Extracted entries:
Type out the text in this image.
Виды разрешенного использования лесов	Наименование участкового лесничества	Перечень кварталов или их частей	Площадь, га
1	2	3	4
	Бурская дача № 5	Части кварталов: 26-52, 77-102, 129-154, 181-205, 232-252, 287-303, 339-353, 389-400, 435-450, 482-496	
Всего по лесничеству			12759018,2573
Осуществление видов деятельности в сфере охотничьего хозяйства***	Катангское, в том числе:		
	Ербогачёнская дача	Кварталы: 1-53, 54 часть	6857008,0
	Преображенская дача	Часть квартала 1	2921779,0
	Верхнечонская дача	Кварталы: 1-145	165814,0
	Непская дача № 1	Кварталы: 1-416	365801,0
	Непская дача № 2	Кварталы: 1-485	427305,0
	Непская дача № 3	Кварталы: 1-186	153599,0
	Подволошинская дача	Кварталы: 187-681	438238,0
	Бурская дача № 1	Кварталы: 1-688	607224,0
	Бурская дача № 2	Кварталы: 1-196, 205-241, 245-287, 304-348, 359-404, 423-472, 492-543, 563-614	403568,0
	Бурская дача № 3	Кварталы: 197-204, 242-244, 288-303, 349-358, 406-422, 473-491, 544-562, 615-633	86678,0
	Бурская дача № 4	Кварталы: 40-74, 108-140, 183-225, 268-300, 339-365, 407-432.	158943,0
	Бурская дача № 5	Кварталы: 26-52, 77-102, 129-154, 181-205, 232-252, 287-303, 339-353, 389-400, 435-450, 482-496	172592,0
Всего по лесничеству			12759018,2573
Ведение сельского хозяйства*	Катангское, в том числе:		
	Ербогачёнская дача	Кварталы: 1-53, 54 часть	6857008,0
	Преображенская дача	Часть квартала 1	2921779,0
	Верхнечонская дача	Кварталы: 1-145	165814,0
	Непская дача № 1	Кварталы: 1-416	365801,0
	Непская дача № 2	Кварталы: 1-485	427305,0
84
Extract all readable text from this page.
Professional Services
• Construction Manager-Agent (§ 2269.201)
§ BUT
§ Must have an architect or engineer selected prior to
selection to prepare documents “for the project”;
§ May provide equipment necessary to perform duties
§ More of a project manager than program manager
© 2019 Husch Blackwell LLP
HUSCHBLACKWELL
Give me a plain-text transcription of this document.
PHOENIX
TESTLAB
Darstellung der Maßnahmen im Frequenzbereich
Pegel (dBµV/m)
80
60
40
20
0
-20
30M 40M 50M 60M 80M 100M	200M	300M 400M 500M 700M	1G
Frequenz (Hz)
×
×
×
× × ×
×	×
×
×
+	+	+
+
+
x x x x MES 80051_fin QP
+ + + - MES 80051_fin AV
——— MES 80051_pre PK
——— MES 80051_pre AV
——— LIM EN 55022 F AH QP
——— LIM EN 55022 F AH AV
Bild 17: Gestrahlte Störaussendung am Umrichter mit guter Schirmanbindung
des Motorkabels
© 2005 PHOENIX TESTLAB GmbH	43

What to do:
Retype the data exactly as given.

Worked solution:
Type out the text in this image.
Виды разрешенного использования лесов	Наименование участкового лесничества	Перечень кварталов или их частей	Площадь, га
1	2	3	4
	Бурская дача № 5	Части кварталов: 26-52, 77-102, 129-154, 181-205, 232-252, 287-303, 339-353, 389-400, 435-450, 482-496	
Всего по лесничеству			12759018,2573
Осуществление видов деятельности в сфере охотничьего хозяйства***	Катангское, в том числе:		
	Ербогачёнская дача	Кварталы: 1-53, 54 часть	6857008,0
	Преображенская дача	Часть квартала 1	2921779,0
	Верхнечонская дача	Кварталы: 1-145	165814,0
	Непская дача № 1	Кварталы: 1-416	365801,0
	Непская дача № 2	Кварталы: 1-485	427305,0
	Непская дача № 3	Кварталы: 1-186	153599,0
	Подволошинская дача	Кварталы: 187-681	438238,0
	Бурская дача № 1	Кварталы: 1-688	607224,0
	Бурская дача № 2	Кварталы: 1-196, 205-241, 245-287, 304-348, 359-404, 423-472, 492-543, 563-614	403568,0
	Бурская дача № 3	Кварталы: 197-204, 242-244, 288-303, 349-358, 406-422, 473-491, 544-562, 615-633	86678,0
	Бурская дача № 4	Кварталы: 40-74, 108-140, 183-225, 268-300, 339-365, 407-432.	158943,0
	Бурская дача № 5	Кварталы: 26-52, 77-102, 129-154, 181-205, 232-252, 287-303, 339-353, 389-400, 435-450, 482-496	172592,0
Всего по лесничеству			12759018,2573
Ведение сельского хозяйства*	Катангское, в том числе:		
	Ербогачёнская дача	Кварталы: 1-53, 54 часть	6857008,0
	Преображенская дача	Часть квартала 1	2921779,0
	Верхнечонская дача	Кварталы: 1-145	165814,0
	Непская дача № 1	Кварталы: 1-416	365801,0
	Непская дача № 2	Кварталы: 1-485	427305,0
84
Extract all readable text from this page.
Professional Services
• Construction Manager-Agent (§ 2269.201)
§ BUT
§ Must have an architect or engineer selected prior to
selection to prepare documents “for the project”;
§ May provide equipment necessary to perform duties
§ More of a project manager than program manager
© 2019 Husch Blackwell LLP
HUSCHBLACKWELL
Give me a plain-text transcription of this document.
PHOENIX
TESTLAB
Darstellung der Maßnahmen im Frequenzbereich
Pegel (dBµV/m)
80
60
40
20
0
-20
30M 40M 50M 60M 80M 100M	200M	300M 400M 500M 700M	1G
Frequenz (Hz)
×
×
×
× × ×
×	×
×
×
+	+	+
+
+
x x x x MES 80051_fin QP
+ + + - MES 80051_fin AV
——— MES 80051_pre PK
——— MES 80051_pre AV
——— LIM EN 55022 F AH QP
——— LIM EN 55022 F AH AV
Bild 17: Gestrahlte Störaussendung am Umrichter mit guter Schirmanbindung
des Motorkabels
© 2005 PHOENIX TESTLAB GmbH	43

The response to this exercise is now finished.